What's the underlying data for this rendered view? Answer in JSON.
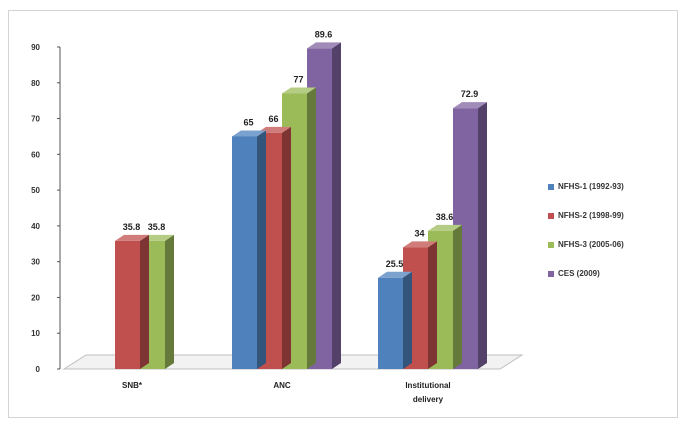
{
  "chart_data": {
    "type": "bar",
    "title": "",
    "xlabel": "",
    "ylabel": "",
    "ylim": [
      0,
      90
    ],
    "yticks": [
      "0",
      "10",
      "20",
      "30",
      "40",
      "50",
      "60",
      "70",
      "80",
      "90"
    ],
    "categories": [
      "SNB*",
      "ANC",
      "Institutional delivery"
    ],
    "category_lines": [
      [
        "SNB*"
      ],
      [
        "ANC"
      ],
      [
        "Institutional",
        "delivery"
      ]
    ],
    "series": [
      {
        "name": "NFHS-1 (1992-93)",
        "color": "#4f81bd",
        "values": [
          null,
          65,
          25.5
        ],
        "labels": [
          "",
          "65",
          "25.5"
        ]
      },
      {
        "name": "NFHS-2 (1998-99)",
        "color": "#c0504d",
        "values": [
          35.8,
          66,
          34
        ],
        "labels": [
          "35.8",
          "66",
          "34"
        ]
      },
      {
        "name": "NFHS-3 (2005-06)",
        "color": "#9bbb59",
        "values": [
          35.8,
          77,
          38.6
        ],
        "labels": [
          "35.8",
          "77",
          "38.6"
        ]
      },
      {
        "name": "CES (2009)",
        "color": "#8064a2",
        "values": [
          null,
          89.6,
          72.9
        ],
        "labels": [
          "",
          "89.6",
          "72.9"
        ]
      }
    ],
    "grid": false,
    "legend_position": "right"
  }
}
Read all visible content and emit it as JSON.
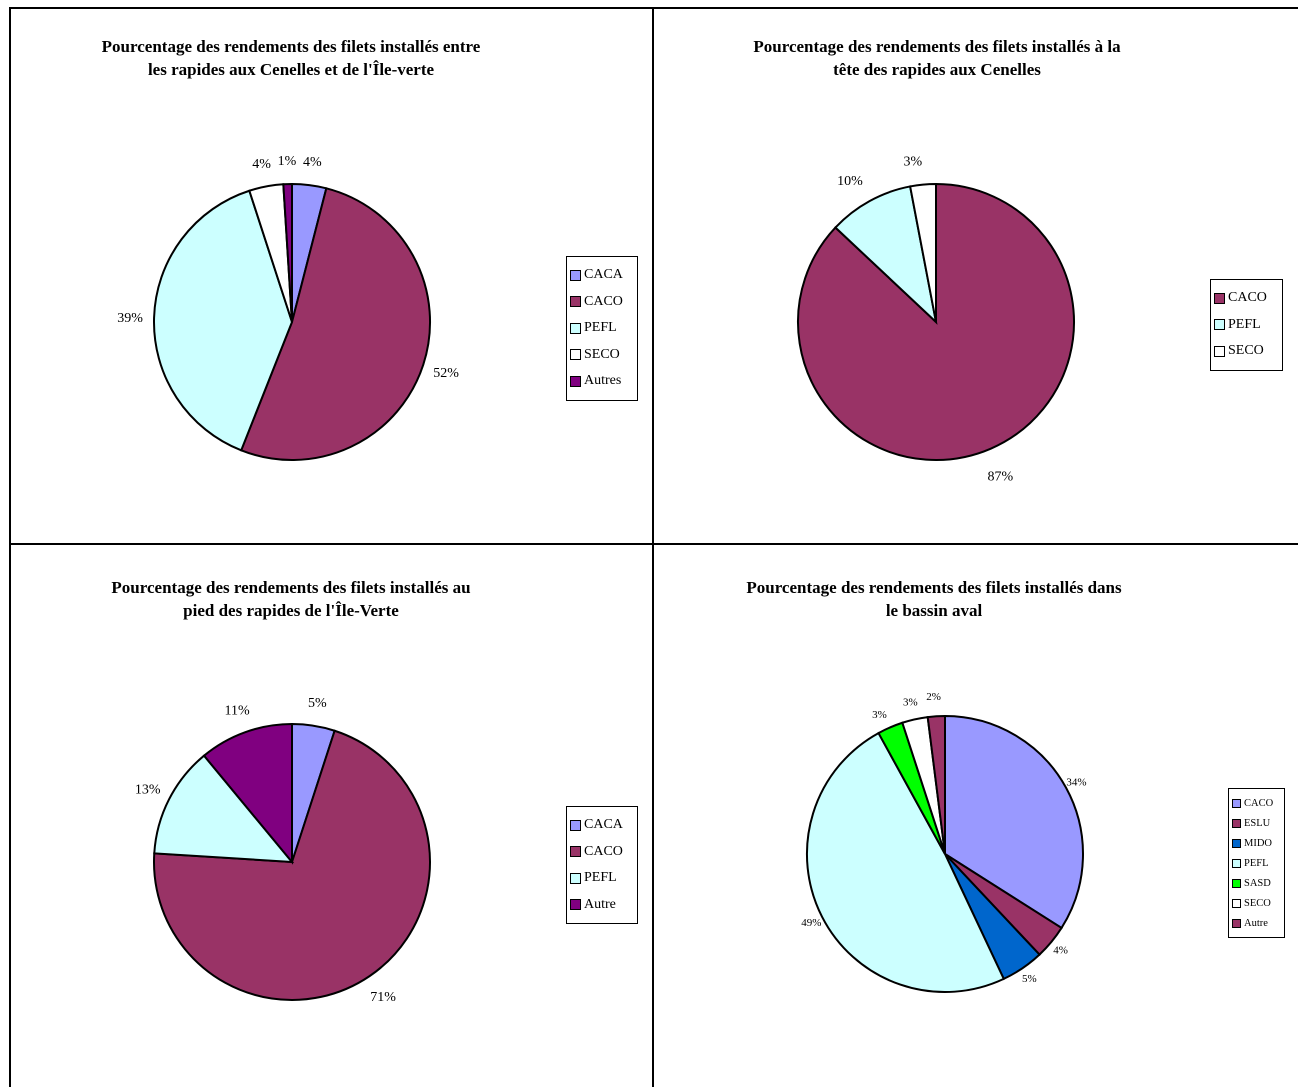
{
  "chart_data": [
    {
      "type": "pie",
      "title_line1": "Pourcentage des rendements des filets installés entre",
      "title_line2": "les rapides aux Cenelles et de l'Île-verte",
      "legend_placement": "right",
      "slices": [
        {
          "label": "CACA",
          "value": 4,
          "display": "4%",
          "color": "#9999ff"
        },
        {
          "label": "CACO",
          "value": 52,
          "display": "52%",
          "color": "#993366"
        },
        {
          "label": "PEFL",
          "value": 39,
          "display": "39%",
          "color": "#ccffff"
        },
        {
          "label": "SECO",
          "value": 4,
          "display": "4%",
          "color": "#ffffff"
        },
        {
          "label": "Autres",
          "value": 1,
          "display": "1%",
          "color": "#800080"
        }
      ]
    },
    {
      "type": "pie",
      "title_line1": "Pourcentage des rendements des filets installés à la",
      "title_line2": "tête des rapides aux Cenelles",
      "legend_placement": "right",
      "slices": [
        {
          "label": "CACO",
          "value": 87,
          "display": "87%",
          "color": "#993366"
        },
        {
          "label": "PEFL",
          "value": 10,
          "display": "10%",
          "color": "#ccffff"
        },
        {
          "label": "SECO",
          "value": 3,
          "display": "3%",
          "color": "#ffffff"
        }
      ]
    },
    {
      "type": "pie",
      "title_line1": "Pourcentage des rendements des filets installés au",
      "title_line2": "pied des rapides de l'Île-Verte",
      "legend_placement": "right",
      "slices": [
        {
          "label": "CACA",
          "value": 5,
          "display": "5%",
          "color": "#9999ff"
        },
        {
          "label": "CACO",
          "value": 71,
          "display": "71%",
          "color": "#993366"
        },
        {
          "label": "PEFL",
          "value": 13,
          "display": "13%",
          "color": "#ccffff"
        },
        {
          "label": "Autre",
          "value": 11,
          "display": "11%",
          "color": "#800080"
        }
      ]
    },
    {
      "type": "pie",
      "title_line1": "Pourcentage des rendements des filets installés dans",
      "title_line2": "le bassin aval",
      "legend_placement": "right",
      "slices": [
        {
          "label": "CACO",
          "value": 34,
          "display": "34%",
          "color": "#9999ff"
        },
        {
          "label": "ESLU",
          "value": 4,
          "display": "4%",
          "color": "#993366"
        },
        {
          "label": "MIDO",
          "value": 5,
          "display": "5%",
          "color": "#0066cc"
        },
        {
          "label": "PEFL",
          "value": 49,
          "display": "49%",
          "color": "#ccffff"
        },
        {
          "label": "SASD",
          "value": 3,
          "display": "3%",
          "color": "#00ff00"
        },
        {
          "label": "SECO",
          "value": 3,
          "display": "3%",
          "color": "#ffffff"
        },
        {
          "label": "Autre",
          "value": 2,
          "display": "2%",
          "color": "#993366"
        }
      ]
    }
  ]
}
▬▬▬
| WHAT THIS TASK INVOLVES |
Transcribe every entry word for word, but omit the pictures.

| OUTPUT OF THE TASK |
What's the underlying data for this rendered view? Answer in JSON.
{
  "chart_data": {
    "type": "bar",
    "title": "",
    "xlabel": "",
    "ylabel": "",
    "ylim": [
      0,
      90
    ],
    "yticks": [
      "0",
      "10",
      "20",
      "30",
      "40",
      "50",
      "60",
      "70",
      "80",
      "90"
    ],
    "categories": [
      "SNB*",
      "ANC",
      "Institutional delivery"
    ],
    "category_lines": [
      [
        "SNB*"
      ],
      [
        "ANC"
      ],
      [
        "Institutional",
        "delivery"
      ]
    ],
    "series": [
      {
        "name": "NFHS-1 (1992-93)",
        "color": "#4f81bd",
        "values": [
          null,
          65,
          25.5
        ],
        "labels": [
          "",
          "65",
          "25.5"
        ]
      },
      {
        "name": "NFHS-2 (1998-99)",
        "color": "#c0504d",
        "values": [
          35.8,
          66,
          34
        ],
        "labels": [
          "35.8",
          "66",
          "34"
        ]
      },
      {
        "name": "NFHS-3 (2005-06)",
        "color": "#9bbb59",
        "values": [
          35.8,
          77,
          38.6
        ],
        "labels": [
          "35.8",
          "77",
          "38.6"
        ]
      },
      {
        "name": "CES (2009)",
        "color": "#8064a2",
        "values": [
          null,
          89.6,
          72.9
        ],
        "labels": [
          "",
          "89.6",
          "72.9"
        ]
      }
    ],
    "grid": false,
    "legend_position": "right"
  }
}
Read all visible content and emit it as JSON.
{
  "chart_data": [
    {
      "type": "pie",
      "title_line1": "Pourcentage des rendements des filets installés entre",
      "title_line2": "les rapides aux Cenelles et de l'Île-verte",
      "legend_placement": "right",
      "slices": [
        {
          "label": "CACA",
          "value": 4,
          "display": "4%",
          "color": "#9999ff"
        },
        {
          "label": "CACO",
          "value": 52,
          "display": "52%",
          "color": "#993366"
        },
        {
          "label": "PEFL",
          "value": 39,
          "display": "39%",
          "color": "#ccffff"
        },
        {
          "label": "SECO",
          "value": 4,
          "display": "4%",
          "color": "#ffffff"
        },
        {
          "label": "Autres",
          "value": 1,
          "display": "1%",
          "color": "#800080"
        }
      ]
    },
    {
      "type": "pie",
      "title_line1": "Pourcentage des rendements des filets installés à la",
      "title_line2": "tête des rapides aux Cenelles",
      "legend_placement": "right",
      "slices": [
        {
          "label": "CACO",
          "value": 87,
          "display": "87%",
          "color": "#993366"
        },
        {
          "label": "PEFL",
          "value": 10,
          "display": "10%",
          "color": "#ccffff"
        },
        {
          "label": "SECO",
          "value": 3,
          "display": "3%",
          "color": "#ffffff"
        }
      ]
    },
    {
      "type": "pie",
      "title_line1": "Pourcentage des rendements des filets installés au",
      "title_line2": "pied des rapides de l'Île-Verte",
      "legend_placement": "right",
      "slices": [
        {
          "label": "CACA",
          "value": 5,
          "display": "5%",
          "color": "#9999ff"
        },
        {
          "label": "CACO",
          "value": 71,
          "display": "71%",
          "color": "#993366"
        },
        {
          "label": "PEFL",
          "value": 13,
          "display": "13%",
          "color": "#ccffff"
        },
        {
          "label": "Autre",
          "value": 11,
          "display": "11%",
          "color": "#800080"
        }
      ]
    },
    {
      "type": "pie",
      "title_line1": "Pourcentage des rendements des filets installés dans",
      "title_line2": "le bassin aval",
      "legend_placement": "right",
      "slices": [
        {
          "label": "CACO",
          "value": 34,
          "display": "34%",
          "color": "#9999ff"
        },
        {
          "label": "ESLU",
          "value": 4,
          "display": "4%",
          "color": "#993366"
        },
        {
          "label": "MIDO",
          "value": 5,
          "display": "5%",
          "color": "#0066cc"
        },
        {
          "label": "PEFL",
          "value": 49,
          "display": "49%",
          "color": "#ccffff"
        },
        {
          "label": "SASD",
          "value": 3,
          "display": "3%",
          "color": "#00ff00"
        },
        {
          "label": "SECO",
          "value": 3,
          "display": "3%",
          "color": "#ffffff"
        },
        {
          "label": "Autre",
          "value": 2,
          "display": "2%",
          "color": "#993366"
        }
      ]
    }
  ]
}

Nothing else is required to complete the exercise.